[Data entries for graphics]
- - - - - - -

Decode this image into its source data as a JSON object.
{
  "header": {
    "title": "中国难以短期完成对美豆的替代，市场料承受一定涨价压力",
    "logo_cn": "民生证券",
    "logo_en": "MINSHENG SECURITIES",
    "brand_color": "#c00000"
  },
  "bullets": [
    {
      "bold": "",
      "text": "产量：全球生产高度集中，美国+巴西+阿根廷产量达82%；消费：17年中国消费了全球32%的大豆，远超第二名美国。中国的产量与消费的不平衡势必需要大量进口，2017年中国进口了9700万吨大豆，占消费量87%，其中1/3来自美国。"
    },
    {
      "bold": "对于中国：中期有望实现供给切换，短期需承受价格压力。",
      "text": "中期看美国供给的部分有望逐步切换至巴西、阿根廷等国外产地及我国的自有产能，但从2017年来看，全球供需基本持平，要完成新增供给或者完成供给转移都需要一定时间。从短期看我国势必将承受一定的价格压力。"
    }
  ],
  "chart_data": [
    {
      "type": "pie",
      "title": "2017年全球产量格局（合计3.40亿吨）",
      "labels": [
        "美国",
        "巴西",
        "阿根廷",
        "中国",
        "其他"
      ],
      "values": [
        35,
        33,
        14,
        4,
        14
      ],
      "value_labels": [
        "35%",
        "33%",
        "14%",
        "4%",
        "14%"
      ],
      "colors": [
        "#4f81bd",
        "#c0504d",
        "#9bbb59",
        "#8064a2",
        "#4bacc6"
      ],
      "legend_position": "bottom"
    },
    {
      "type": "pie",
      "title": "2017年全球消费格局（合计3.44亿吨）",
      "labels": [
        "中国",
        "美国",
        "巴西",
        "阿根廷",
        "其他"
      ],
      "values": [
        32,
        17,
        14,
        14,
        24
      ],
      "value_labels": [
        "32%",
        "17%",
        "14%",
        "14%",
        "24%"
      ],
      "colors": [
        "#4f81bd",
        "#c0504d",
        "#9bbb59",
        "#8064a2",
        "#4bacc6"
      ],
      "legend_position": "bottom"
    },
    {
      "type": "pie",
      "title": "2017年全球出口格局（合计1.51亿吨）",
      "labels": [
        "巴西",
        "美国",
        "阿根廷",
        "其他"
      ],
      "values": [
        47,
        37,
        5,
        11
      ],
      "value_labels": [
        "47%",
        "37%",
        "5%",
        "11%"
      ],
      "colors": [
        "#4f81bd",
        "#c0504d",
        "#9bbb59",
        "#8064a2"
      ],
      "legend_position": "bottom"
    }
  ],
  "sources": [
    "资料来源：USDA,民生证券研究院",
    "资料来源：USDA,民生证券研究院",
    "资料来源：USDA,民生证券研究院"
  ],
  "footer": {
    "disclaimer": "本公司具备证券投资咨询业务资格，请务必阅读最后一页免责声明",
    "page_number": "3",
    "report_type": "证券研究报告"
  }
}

- - - - - - -

# WORK INSTRUCTIONS
Can you give every line above again, exactly as written?

# RESPONSE TO THIS EXERCISE
Decode this image into its source data as a JSON object.
{
  "header": {
    "title": "中国难以短期完成对美豆的替代，市场料承受一定涨价压力",
    "logo_cn": "民生证券",
    "logo_en": "MINSHENG SECURITIES",
    "brand_color": "#c00000"
  },
  "bullets": [
    {
      "bold": "",
      "text": "产量：全球生产高度集中，美国+巴西+阿根廷产量达82%；消费：17年中国消费了全球32%的大豆，远超第二名美国。中国的产量与消费的不平衡势必需要大量进口，2017年中国进口了9700万吨大豆，占消费量87%，其中1/3来自美国。"
    },
    {
      "bold": "对于中国：中期有望实现供给切换，短期需承受价格压力。",
      "text": "中期看美国供给的部分有望逐步切换至巴西、阿根廷等国外产地及我国的自有产能，但从2017年来看，全球供需基本持平，要完成新增供给或者完成供给转移都需要一定时间。从短期看我国势必将承受一定的价格压力。"
    }
  ],
  "chart_data": [
    {
      "type": "pie",
      "title": "2017年全球产量格局（合计3.40亿吨）",
      "labels": [
        "美国",
        "巴西",
        "阿根廷",
        "中国",
        "其他"
      ],
      "values": [
        35,
        33,
        14,
        4,
        14
      ],
      "value_labels": [
        "35%",
        "33%",
        "14%",
        "4%",
        "14%"
      ],
      "colors": [
        "#4f81bd",
        "#c0504d",
        "#9bbb59",
        "#8064a2",
        "#4bacc6"
      ],
      "legend_position": "bottom"
    },
    {
      "type": "pie",
      "title": "2017年全球消费格局（合计3.44亿吨）",
      "labels": [
        "中国",
        "美国",
        "巴西",
        "阿根廷",
        "其他"
      ],
      "values": [
        32,
        17,
        14,
        14,
        24
      ],
      "value_labels": [
        "32%",
        "17%",
        "14%",
        "14%",
        "24%"
      ],
      "colors": [
        "#4f81bd",
        "#c0504d",
        "#9bbb59",
        "#8064a2",
        "#4bacc6"
      ],
      "legend_position": "bottom"
    },
    {
      "type": "pie",
      "title": "2017年全球出口格局（合计1.51亿吨）",
      "labels": [
        "巴西",
        "美国",
        "阿根廷",
        "其他"
      ],
      "values": [
        47,
        37,
        5,
        11
      ],
      "value_labels": [
        "47%",
        "37%",
        "5%",
        "11%"
      ],
      "colors": [
        "#4f81bd",
        "#c0504d",
        "#9bbb59",
        "#8064a2"
      ],
      "legend_position": "bottom"
    }
  ],
  "sources": [
    "资料来源：USDA,民生证券研究院",
    "资料来源：USDA,民生证券研究院",
    "资料来源：USDA,民生证券研究院"
  ],
  "footer": {
    "disclaimer": "本公司具备证券投资咨询业务资格，请务必阅读最后一页免责声明",
    "page_number": "3",
    "report_type": "证券研究报告"
  }
}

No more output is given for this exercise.